■ SELECTED EXTRACT ■
'''

According to the previous studies(1-6), the formation of various vortices are quite complicated at various water levels and flow rates.

The air entrainment should be deeply analyzed to improve the suction capacity of the pumping system. Therefore, the Case 1 is set at a relatively higher water level of horizontal gate pump model. From Cases 2 to 5, various water levels were set in the suction sump with constant flow rate at the inlet and outlet of horizontal gate pump model. At the lowest water level of H=900mm, the elbow gate pump model was added and analyzed to compare with the other cases.

Moreover, in order to validate the influence of turbulence models, various turbulence models of k-ε, k-ω and SST were employed to conduct the turbulence model dependence test for the axial pump installed in the gate pump-sump models, which was illustrated in Fig. 5. The performance curves show similar tendency by the three various turbulence models. The axial pump model installed in the gate pump-sump model achieved a best efficiency of η=84% at the design flow rate of Q=0.83m3/s, at which the effective head is around 4m. Among the turbulence models, the shear stress transport(SST) turbulence model has been adopted in this study because of its relatively good convergence in the complicated flow field of turbo-machinery and advantages to estimate both separation and swirling flow on the complex flow field.

Fig. 5

Performance curves of axial pump by turbulence model


3. Results and discussion

3.1 Performance curves

To evaluate the overall performances of axial pump installed in the horizontal and elbow gate pump models, the efficiency of axial flow pump is defined by the equation as follows:

η=ρgHpQTω(6) 

Where η is the pump efficiency; T is the input torque; ω is the angular velocity; ρ is the water density; g is the gravitational acceleration; Q is the flow rate and Hp is the effective head of the axial flow pump.

Fig. 6 presents the axial flow pump efficiency variation due to the change of the water level in the gate pump-sump model by Case 1. The ordinate of Fig. 6 indicates the axial pump efficiency and the water level, and the abscissa indicates the operating time.

'''

■ SUPPLIED DATA ■
'''

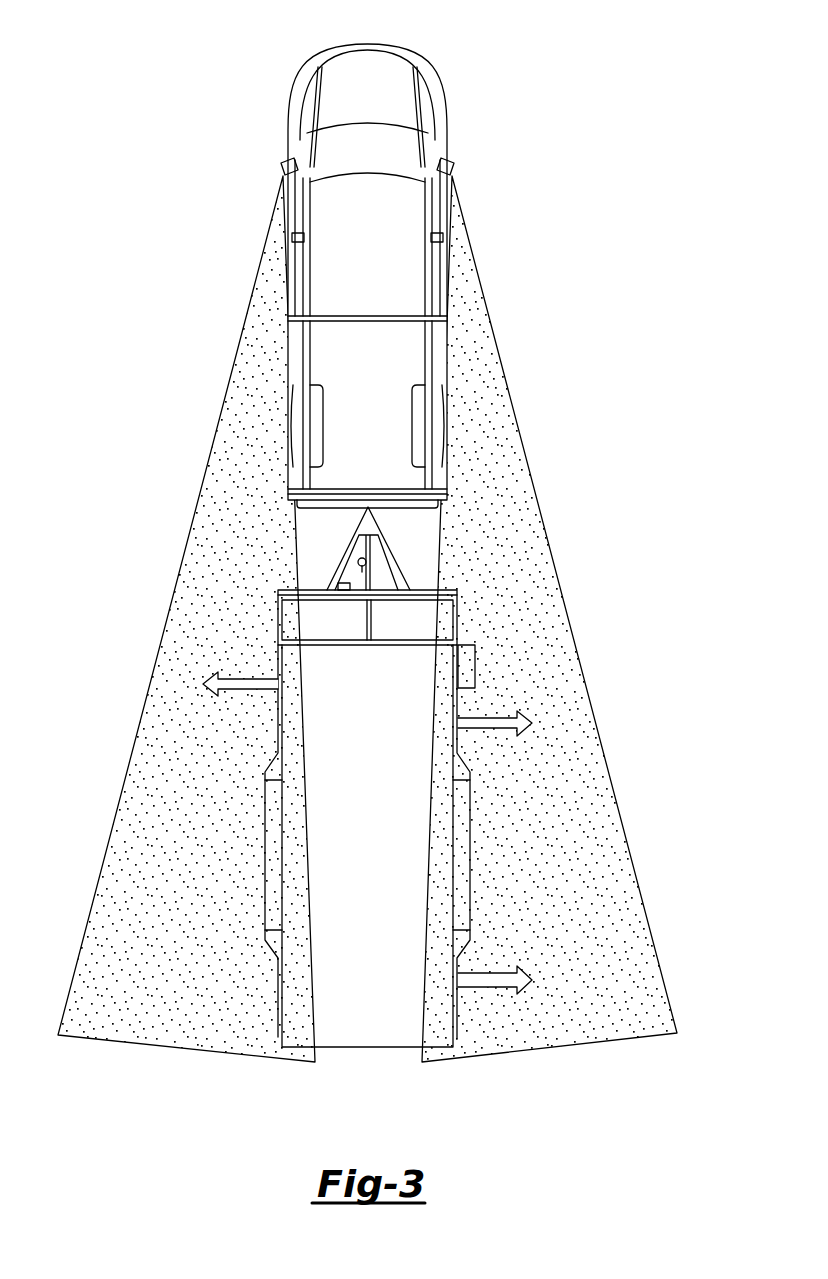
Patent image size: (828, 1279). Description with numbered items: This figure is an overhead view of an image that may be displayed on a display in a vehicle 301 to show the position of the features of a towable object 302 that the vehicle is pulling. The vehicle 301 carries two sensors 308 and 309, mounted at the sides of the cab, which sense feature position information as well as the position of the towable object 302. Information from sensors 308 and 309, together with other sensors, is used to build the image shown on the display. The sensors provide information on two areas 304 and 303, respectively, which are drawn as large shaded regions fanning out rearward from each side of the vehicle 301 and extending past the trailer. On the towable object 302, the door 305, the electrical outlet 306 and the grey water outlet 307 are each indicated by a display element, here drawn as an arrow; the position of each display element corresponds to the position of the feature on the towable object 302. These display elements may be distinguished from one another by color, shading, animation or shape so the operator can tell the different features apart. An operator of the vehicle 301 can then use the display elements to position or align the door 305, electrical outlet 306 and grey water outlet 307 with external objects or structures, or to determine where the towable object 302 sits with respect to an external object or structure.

'''

■ REQUIRED TASKS ■
**A.** In the gate pump text, what best efficiency did the axial pump reach at the design flow rate?
**B.** Print the part of the gate pump text starting at "Performance curves of" and ending at "the operating time.".
**C.** Proceed with the gate pump text from the point where it stops.

■ SOLVED PROBLEMS ■
**A.** η=84%

**B.**
Performance curves of axial pump by turbulence model


3. Results and discussion

3.1 Performance curves

To evaluate the overall performances of axial pump installed in the horizontal and elbow gate pump models, the efficiency of axial flow pump is defined by the equation as follows:

η=ρgHpQTω(6) 

Where η is the pump efficiency; T is the input torque; ω is the angular velocity; ρ is the water density; g is the gravitational acceleration; Q is the flow rate and Hp is the effective head of the axial flow pump.

Fig. 6 presents the axial flow pump efficiency variation due to the change of the water level in the gate pump-sump model by Case 1. The ordinate of Fig. 6 indicates the axial pump efficiency and the water level, and the abscissa indicates the operating time.

**C.**
Fig. 6

Axial pump efficiency variation by water level (Case 1)

Because the water flow rate at inlet is fixed to two thirds times of the discharge flow rate, the water level decreases by the operation time.

Finally, if the water level becomes close to the pump bell mouth upper tip, air with water inhales into the pump. Moreover, the water level oscillates a lot when the water level close to the pump inlet. Therefore, the pump performance is influenced drastically by the oscillation of water level as well as the air entrainment in the gate pump sump model. According to the calculated results, it can be observed that as the water level becomes down, the surface vortex and intermittent vortex occurred at the time of (T0+2.0)s and (T0+2.5)s, respectively. The efficiency of axial pump can be maintained steadily at first, but after the operating time goes by, the water level becomes close to the pump intake and much of the air from outside is inhaled into the suction pipe as illustrated at the time of (T0+3.0)s, and then the oscillation of axial pump efficiency became larger.

3.2 Air entrainment flow characteristics

Fig. 7 shows the flow pattern in the horizontal gate pump-sump model at the water level H=1110mm (Case 2). It can be clearly observed that the water surface in the gate pump-sump model maintains relatively steady and uniform flow field. There is no air entrainment into the bell mouth of the axial pump model.

Fig. 7

Flow behaviors of horizontal gate pump-sump model at H=1110mm (Case 2)

Fig. 8 illustrates the flow behavior in the horizontal gate pump-sump model with axial flow pump at the water level of H=1040mm (Case 3). As seen from Fig. 4, it can be seen that at this water level the efficiency curve of axial pump became unstable and the intermittent vortex occurred. The occurrence of intermittent vortex means the air could be inhaled following the vortex core. The air entrainment could affect the hydraulic performance of axial pump.

Fig. 8

Flow behaviors of horizontal gate pump-sump model at H=1040mm (Case 3)

Fig. 9 illustrates the flow behavior in the horizontal gate pump-sump model at the water level of H=990mm (Case 4). The surface vortex occurred from the operation start time of T0 and then much of air was inhaled into the gate pump at the time of (T0+1)s and (T0+2)s. The instability of axial pump increases a lot because of the suction of air, accordingly the efficiency oscillation of the axial pump increases.

Fig. 9

Flow behaviors of horizontal gate pump-sump model at H=990mm (Case 4)

Figs. 10 and 11 show the flow behavior in the horizontal and elbow gate pump-sump models at a the lowest water level of H=900mm, respectively. From the starting time of operation, the water level in the horizontal gate pump-sump model is quite unstable and much of air is inhaled into the pump suction bell mouth. With the increase of the operation time, more air is remarkably inhaled into the pump, and the mixing flow pattern of water and air in the horizontal gate pump-sump model is very complicated.

Fig. 10

Flow behaviors of horizontal gate pump-sump model at H=900mm (Case 5)

Fig. 11

Flow behaviors of elbow gate pump-sump model at H=900mm (Case 6)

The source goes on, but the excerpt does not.